Work required. Gather from the material every line that contains the string "devices".

Provided data.

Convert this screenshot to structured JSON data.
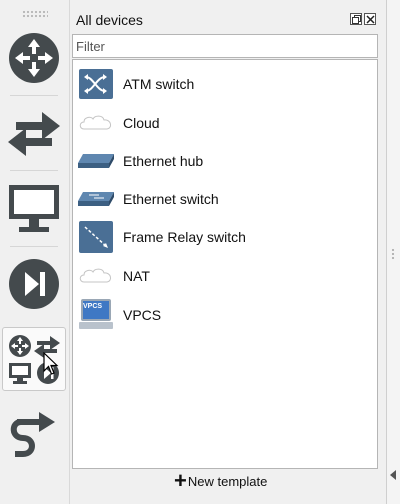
{
  "panel": {
    "title": "All devices",
    "filter_placeholder": "Filter",
    "new_template_label": "New template",
    "devices": [
      {
        "label": "ATM switch",
        "icon": "atm-switch-icon"
      },
      {
        "label": "Cloud",
        "icon": "cloud-icon"
      },
      {
        "label": "Ethernet hub",
        "icon": "ethernet-hub-icon"
      },
      {
        "label": "Ethernet switch",
        "icon": "ethernet-switch-icon"
      },
      {
        "label": "Frame Relay switch",
        "icon": "frame-relay-switch-icon"
      },
      {
        "label": "NAT",
        "icon": "nat-icon"
      },
      {
        "label": "VPCS",
        "icon": "vpcs-icon"
      }
    ],
    "vpcs_icon_text": "VPCS"
  },
  "toolbar": {
    "buttons": [
      "routers-icon",
      "switches-icon",
      "end-devices-icon",
      "security-devices-icon",
      "all-devices-icon",
      "add-link-icon"
    ],
    "active": "all-devices-icon"
  },
  "colors": {
    "toolbar_icon": "#444a4d",
    "device_blue": "#4a6f95",
    "panel_bg": "#f0f0f0"
  }
}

Reply to the task.
    "title": "All devices",
    "devices": [
      "end-devices-icon",
      "security-devices-icon",
      "all-devices-icon",
    "active": "all-devices-icon"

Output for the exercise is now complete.